[START]

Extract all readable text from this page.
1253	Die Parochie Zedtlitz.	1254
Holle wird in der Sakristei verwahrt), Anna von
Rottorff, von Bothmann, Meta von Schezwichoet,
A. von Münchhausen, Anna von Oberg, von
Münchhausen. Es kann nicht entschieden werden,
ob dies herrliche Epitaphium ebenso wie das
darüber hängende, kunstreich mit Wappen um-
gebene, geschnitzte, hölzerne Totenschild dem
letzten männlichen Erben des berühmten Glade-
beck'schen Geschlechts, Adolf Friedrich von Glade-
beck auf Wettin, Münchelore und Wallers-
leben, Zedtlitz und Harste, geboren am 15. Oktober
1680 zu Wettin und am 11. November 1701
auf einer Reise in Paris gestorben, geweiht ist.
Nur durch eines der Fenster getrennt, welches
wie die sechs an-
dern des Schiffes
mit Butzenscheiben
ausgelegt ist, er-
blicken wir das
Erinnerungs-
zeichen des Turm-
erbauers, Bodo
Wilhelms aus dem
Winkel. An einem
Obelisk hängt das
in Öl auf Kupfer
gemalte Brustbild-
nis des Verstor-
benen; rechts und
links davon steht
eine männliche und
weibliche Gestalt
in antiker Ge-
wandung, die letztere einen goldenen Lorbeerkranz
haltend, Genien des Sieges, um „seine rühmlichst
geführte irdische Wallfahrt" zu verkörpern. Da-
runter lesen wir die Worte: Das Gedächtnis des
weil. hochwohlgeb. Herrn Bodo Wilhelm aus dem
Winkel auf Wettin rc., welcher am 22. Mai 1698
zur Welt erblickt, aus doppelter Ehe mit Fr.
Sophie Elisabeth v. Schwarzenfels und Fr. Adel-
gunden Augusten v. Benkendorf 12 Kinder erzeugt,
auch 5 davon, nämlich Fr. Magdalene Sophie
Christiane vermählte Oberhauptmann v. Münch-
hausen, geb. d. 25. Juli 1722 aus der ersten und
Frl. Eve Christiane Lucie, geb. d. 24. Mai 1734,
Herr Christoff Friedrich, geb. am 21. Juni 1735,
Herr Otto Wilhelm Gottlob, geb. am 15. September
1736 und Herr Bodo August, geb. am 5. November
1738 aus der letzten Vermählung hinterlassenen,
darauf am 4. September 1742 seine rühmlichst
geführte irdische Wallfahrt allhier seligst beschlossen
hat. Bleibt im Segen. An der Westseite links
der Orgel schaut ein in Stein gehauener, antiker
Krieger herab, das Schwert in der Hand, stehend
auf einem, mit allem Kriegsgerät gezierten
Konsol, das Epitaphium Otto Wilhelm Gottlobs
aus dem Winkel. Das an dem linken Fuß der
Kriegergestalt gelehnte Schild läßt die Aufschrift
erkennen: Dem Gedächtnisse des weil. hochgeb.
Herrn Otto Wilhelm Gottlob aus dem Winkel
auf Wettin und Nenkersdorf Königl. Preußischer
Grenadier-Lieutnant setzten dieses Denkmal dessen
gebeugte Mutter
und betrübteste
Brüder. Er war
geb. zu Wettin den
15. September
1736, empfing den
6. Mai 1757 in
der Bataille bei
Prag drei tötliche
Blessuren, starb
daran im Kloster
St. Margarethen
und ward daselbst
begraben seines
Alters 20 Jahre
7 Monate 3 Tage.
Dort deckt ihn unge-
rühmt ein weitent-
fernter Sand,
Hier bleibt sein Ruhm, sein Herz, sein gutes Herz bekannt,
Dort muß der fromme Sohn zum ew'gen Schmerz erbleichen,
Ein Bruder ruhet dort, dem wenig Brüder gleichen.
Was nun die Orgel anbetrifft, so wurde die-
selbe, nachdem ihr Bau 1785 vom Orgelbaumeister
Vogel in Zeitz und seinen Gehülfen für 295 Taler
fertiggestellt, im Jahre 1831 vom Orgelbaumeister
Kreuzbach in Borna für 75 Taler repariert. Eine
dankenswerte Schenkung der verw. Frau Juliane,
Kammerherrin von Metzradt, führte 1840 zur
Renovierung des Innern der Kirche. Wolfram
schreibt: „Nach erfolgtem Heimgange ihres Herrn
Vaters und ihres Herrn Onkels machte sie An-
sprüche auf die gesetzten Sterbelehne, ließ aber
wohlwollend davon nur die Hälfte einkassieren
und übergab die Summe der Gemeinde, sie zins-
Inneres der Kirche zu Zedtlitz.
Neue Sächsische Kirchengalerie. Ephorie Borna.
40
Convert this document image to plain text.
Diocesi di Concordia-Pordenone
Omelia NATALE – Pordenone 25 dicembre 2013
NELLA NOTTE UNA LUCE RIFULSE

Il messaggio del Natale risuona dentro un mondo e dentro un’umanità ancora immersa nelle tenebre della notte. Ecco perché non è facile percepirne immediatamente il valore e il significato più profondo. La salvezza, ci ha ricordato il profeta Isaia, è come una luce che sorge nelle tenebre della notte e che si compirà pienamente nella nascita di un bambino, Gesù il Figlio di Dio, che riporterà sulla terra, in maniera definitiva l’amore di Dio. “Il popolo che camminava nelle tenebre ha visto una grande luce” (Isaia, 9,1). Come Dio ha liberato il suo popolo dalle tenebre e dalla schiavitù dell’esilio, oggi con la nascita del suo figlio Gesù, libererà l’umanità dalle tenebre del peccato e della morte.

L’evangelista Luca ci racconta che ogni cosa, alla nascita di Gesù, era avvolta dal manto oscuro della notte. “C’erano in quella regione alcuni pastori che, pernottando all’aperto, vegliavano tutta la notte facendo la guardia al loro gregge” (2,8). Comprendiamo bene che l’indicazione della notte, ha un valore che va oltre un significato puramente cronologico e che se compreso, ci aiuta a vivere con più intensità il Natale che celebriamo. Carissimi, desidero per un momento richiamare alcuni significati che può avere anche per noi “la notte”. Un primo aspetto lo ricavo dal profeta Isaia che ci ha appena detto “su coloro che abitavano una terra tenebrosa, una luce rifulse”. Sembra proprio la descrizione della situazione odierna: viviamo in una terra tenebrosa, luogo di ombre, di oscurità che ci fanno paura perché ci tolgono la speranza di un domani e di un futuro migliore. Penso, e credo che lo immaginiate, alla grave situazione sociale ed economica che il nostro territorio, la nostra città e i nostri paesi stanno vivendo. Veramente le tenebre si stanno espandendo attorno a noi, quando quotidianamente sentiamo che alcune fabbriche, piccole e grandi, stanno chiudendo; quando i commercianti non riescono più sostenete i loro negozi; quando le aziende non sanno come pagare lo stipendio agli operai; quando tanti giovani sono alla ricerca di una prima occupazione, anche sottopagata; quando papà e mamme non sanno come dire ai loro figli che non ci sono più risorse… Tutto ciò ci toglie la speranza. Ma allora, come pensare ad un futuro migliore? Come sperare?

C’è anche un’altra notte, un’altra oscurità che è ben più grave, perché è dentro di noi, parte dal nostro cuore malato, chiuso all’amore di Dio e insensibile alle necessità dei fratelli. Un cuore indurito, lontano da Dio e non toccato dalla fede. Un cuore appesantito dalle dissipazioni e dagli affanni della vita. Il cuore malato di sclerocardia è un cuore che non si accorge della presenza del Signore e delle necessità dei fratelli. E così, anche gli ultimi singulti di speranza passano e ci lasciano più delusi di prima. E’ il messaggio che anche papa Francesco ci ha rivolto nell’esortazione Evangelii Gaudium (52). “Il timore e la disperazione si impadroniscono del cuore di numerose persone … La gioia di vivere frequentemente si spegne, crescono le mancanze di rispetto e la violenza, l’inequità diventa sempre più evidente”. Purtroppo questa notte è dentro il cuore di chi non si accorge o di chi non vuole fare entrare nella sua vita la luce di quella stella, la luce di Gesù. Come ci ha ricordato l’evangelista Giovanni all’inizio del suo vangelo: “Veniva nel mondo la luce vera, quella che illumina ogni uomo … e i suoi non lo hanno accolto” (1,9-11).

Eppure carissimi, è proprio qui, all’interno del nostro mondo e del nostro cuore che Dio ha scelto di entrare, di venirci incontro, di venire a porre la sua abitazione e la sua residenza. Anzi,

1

[END]

In the listing above, find each line with the word "Winkel" and copy it.

▶ **Full answer**
Winkel. An einem
Winkel auf Wettin rc., welcher am 22. Mai 1698
aus dem Winkel. Das an dem linken Fuß der
Herrn Otto Wilhelm Gottlob aus dem Winkel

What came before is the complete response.